Once every line in the data below has been checked for "chest", give the number of lines that hold it, and only that.

● Dataset items:
Segment Open
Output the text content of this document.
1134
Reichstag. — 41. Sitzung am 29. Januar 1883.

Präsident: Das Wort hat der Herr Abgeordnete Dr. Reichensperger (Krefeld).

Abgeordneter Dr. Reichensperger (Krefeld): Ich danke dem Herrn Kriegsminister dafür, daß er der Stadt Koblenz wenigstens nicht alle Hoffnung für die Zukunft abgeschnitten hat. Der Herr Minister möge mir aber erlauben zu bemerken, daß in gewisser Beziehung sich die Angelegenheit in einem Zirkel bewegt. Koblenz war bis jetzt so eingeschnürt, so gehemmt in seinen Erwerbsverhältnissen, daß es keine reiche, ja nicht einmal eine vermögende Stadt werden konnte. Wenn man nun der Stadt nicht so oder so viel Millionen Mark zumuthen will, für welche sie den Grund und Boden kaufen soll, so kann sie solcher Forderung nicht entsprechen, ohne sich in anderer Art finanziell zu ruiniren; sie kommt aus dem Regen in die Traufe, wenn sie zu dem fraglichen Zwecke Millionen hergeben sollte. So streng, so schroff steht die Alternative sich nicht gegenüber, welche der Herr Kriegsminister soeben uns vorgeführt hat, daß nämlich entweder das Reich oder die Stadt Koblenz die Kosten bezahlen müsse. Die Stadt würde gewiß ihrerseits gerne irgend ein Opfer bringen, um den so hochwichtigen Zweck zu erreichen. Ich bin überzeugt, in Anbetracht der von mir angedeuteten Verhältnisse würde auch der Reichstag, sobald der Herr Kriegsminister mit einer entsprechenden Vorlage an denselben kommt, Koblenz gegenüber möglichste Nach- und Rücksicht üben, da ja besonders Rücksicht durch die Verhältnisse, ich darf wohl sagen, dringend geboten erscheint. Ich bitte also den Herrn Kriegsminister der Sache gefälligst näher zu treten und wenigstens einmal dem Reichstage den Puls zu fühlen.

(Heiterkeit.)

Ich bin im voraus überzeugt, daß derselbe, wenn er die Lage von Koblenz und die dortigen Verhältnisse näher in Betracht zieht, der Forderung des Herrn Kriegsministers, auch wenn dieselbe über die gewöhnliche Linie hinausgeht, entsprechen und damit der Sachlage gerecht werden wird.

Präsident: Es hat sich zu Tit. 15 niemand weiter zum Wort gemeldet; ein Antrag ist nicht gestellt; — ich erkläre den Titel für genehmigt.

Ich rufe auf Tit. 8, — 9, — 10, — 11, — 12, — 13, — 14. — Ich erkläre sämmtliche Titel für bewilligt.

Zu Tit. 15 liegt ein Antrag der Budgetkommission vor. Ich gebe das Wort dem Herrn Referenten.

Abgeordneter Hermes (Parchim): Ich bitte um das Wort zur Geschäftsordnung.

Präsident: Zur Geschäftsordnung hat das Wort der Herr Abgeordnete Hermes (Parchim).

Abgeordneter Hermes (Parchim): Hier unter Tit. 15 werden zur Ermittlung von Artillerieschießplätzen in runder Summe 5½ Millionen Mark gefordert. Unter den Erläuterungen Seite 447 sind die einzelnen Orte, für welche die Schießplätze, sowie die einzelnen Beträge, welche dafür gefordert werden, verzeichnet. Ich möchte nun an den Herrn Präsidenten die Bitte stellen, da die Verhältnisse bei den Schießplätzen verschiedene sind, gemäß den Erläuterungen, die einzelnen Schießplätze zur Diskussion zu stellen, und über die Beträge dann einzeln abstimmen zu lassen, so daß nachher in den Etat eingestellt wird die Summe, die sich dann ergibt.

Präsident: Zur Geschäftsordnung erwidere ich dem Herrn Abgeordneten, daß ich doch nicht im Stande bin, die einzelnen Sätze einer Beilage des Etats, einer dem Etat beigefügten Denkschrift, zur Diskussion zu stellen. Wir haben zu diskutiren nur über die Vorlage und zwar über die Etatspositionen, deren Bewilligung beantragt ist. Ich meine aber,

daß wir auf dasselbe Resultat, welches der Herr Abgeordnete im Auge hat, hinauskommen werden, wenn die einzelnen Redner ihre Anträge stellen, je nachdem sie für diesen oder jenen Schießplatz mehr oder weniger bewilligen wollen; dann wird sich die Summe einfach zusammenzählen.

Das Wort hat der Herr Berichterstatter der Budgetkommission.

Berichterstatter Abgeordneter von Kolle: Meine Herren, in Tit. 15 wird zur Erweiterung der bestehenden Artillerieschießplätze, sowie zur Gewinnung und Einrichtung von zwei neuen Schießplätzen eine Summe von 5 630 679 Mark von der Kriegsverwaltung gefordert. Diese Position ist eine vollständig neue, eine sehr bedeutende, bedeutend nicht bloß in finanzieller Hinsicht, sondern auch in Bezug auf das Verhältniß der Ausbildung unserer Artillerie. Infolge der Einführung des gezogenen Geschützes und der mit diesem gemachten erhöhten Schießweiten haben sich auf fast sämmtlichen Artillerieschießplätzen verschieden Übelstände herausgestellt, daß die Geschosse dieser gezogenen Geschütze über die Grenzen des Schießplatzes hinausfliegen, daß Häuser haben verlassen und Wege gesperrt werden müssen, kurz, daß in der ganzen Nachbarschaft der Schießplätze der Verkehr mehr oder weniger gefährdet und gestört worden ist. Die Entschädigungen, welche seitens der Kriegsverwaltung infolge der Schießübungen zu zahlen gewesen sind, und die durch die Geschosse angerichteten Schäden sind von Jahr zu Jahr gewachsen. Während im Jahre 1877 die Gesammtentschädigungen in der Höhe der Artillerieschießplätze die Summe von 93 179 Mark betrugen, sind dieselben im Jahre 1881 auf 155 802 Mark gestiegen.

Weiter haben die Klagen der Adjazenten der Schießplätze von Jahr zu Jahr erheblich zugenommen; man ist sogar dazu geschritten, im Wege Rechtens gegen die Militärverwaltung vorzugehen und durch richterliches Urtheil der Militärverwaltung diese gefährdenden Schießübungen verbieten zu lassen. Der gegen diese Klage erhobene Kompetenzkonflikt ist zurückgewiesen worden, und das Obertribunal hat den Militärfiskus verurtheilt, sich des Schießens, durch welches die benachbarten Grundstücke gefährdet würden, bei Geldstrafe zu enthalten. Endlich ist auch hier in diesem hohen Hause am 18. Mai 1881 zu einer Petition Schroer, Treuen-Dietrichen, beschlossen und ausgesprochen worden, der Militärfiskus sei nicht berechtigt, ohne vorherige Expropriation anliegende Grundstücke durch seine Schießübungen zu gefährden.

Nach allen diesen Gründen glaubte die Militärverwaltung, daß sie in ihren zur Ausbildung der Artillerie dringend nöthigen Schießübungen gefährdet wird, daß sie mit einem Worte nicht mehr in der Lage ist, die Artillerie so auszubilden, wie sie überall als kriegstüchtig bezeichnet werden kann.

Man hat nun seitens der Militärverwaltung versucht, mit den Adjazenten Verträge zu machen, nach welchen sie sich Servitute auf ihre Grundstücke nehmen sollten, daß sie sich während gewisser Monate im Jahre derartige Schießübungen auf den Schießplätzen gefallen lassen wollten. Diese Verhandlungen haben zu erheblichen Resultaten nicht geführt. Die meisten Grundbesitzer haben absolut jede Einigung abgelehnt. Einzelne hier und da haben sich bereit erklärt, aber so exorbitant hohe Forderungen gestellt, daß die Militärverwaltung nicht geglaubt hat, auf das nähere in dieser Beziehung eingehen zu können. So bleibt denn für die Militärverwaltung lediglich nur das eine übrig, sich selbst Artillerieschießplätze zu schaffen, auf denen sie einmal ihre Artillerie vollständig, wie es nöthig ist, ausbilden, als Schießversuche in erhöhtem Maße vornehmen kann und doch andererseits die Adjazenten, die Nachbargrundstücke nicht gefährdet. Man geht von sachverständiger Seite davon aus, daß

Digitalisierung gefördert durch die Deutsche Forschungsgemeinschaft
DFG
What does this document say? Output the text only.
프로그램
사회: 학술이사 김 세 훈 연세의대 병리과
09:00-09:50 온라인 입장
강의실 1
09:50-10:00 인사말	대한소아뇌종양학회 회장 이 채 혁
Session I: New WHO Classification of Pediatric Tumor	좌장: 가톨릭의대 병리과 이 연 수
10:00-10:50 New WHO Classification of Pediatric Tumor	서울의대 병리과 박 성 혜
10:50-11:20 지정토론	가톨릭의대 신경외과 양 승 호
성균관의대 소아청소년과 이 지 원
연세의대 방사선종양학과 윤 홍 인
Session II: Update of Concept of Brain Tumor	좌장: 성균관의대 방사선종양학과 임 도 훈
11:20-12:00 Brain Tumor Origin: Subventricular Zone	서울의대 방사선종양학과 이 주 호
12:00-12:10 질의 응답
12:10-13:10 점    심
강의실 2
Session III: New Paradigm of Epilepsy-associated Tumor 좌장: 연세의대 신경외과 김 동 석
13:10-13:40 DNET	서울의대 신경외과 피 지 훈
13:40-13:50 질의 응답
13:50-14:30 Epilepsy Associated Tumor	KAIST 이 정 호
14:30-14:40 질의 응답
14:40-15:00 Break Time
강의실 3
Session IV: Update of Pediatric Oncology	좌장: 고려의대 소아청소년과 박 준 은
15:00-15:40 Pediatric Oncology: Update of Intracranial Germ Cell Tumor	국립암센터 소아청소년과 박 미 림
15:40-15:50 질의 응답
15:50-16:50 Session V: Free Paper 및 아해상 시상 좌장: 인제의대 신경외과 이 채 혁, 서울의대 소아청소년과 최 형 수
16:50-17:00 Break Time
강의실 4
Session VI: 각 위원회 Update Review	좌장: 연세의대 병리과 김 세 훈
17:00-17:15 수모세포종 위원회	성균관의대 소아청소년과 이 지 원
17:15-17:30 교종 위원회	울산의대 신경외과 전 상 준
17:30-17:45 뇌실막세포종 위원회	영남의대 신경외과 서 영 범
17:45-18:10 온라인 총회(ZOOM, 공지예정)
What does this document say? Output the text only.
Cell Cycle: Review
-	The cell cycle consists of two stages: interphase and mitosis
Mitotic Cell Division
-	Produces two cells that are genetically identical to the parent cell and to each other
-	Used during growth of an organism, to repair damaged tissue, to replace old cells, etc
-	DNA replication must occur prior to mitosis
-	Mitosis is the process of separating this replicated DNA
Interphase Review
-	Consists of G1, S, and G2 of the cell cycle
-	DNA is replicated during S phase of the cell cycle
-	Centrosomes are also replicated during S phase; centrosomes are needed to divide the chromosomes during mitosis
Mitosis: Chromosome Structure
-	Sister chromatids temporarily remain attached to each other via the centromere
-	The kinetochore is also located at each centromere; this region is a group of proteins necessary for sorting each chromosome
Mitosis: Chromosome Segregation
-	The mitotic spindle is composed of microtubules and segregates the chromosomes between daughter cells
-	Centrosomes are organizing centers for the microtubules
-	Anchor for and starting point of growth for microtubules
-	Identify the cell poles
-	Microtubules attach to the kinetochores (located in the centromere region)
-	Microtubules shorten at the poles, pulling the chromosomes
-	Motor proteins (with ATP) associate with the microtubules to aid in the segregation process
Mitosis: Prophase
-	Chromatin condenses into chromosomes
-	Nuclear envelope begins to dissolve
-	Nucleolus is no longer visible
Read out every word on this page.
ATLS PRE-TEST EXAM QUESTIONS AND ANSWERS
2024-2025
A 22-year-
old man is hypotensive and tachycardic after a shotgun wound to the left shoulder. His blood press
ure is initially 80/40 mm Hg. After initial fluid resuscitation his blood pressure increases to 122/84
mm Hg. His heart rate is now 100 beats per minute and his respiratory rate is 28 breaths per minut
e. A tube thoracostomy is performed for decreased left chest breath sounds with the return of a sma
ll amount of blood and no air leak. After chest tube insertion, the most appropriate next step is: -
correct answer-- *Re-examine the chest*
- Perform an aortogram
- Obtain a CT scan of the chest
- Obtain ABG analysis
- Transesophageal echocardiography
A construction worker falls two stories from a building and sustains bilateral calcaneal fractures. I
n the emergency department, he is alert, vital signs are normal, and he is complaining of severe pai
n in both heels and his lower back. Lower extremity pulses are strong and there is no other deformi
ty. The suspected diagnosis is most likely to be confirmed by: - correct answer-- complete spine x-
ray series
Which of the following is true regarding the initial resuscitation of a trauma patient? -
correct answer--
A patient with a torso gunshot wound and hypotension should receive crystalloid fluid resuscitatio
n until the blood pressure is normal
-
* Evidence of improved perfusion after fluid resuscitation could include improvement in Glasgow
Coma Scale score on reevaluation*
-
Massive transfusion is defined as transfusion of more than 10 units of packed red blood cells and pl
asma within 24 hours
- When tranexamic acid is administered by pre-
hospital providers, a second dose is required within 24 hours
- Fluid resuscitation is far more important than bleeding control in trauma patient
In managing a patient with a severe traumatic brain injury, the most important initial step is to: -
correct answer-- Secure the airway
Segment Closed
● Result of this task: 4